------ TASK INPUT ------
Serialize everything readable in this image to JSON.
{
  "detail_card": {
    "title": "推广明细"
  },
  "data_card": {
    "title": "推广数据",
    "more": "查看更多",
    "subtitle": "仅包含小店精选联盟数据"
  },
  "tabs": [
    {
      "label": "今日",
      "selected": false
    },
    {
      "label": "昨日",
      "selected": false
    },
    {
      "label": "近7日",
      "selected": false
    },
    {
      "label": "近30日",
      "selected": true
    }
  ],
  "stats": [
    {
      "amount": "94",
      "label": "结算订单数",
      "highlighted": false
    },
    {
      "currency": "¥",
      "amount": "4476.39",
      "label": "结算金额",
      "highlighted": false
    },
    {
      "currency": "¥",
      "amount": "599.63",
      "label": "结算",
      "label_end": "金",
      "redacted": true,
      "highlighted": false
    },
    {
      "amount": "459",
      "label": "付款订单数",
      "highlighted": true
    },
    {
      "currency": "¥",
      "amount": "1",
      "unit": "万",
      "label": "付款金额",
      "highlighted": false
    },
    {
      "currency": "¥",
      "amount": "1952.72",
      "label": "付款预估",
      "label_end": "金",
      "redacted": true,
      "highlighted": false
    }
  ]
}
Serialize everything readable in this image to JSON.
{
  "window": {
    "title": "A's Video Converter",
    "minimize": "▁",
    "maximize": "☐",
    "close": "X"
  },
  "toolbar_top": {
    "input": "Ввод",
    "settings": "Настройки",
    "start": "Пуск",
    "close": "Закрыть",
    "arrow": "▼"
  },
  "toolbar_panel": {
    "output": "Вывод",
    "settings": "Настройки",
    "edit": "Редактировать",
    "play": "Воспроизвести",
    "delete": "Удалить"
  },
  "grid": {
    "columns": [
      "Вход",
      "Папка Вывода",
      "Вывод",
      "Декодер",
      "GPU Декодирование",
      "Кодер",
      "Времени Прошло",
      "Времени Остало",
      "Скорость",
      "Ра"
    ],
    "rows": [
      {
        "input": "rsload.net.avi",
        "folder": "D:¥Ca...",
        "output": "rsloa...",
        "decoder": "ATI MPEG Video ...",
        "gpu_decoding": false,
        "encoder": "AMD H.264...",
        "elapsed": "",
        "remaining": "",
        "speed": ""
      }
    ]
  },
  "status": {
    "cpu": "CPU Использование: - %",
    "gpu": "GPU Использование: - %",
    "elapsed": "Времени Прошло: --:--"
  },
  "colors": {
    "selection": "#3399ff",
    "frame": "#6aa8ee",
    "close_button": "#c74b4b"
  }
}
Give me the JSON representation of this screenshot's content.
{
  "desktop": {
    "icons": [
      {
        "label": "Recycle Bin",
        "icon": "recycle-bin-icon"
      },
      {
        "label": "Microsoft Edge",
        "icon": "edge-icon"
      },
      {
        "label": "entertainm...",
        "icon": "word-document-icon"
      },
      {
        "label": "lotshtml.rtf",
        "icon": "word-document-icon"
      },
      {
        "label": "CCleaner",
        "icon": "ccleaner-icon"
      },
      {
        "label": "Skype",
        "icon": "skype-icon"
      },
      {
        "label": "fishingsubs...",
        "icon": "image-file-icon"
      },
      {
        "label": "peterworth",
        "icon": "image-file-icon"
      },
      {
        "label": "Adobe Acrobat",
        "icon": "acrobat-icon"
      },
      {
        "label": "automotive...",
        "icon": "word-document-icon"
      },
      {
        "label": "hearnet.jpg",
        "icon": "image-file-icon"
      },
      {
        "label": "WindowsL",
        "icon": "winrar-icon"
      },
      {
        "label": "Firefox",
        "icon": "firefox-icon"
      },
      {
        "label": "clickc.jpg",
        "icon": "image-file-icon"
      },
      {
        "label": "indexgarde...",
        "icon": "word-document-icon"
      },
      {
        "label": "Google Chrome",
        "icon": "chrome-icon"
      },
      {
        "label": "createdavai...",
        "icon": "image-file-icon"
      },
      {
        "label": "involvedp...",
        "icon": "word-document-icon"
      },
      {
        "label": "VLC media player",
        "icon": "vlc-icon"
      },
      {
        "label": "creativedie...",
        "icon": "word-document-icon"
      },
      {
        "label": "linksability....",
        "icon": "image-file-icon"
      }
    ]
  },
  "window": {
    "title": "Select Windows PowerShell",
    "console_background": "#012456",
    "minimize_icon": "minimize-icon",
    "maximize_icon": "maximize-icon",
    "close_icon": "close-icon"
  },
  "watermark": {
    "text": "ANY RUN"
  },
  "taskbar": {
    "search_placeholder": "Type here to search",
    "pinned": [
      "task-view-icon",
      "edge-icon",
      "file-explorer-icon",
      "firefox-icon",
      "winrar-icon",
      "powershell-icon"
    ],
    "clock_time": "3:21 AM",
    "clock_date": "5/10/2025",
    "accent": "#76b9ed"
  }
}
------
BRIEF:
List every line from the entries above in which "Времени" appears.

ANSWER FOR THIS EXERCISE:
      "Времени Прошло",
      "Времени Остало",
    "elapsed": "Времени Прошло: --:--"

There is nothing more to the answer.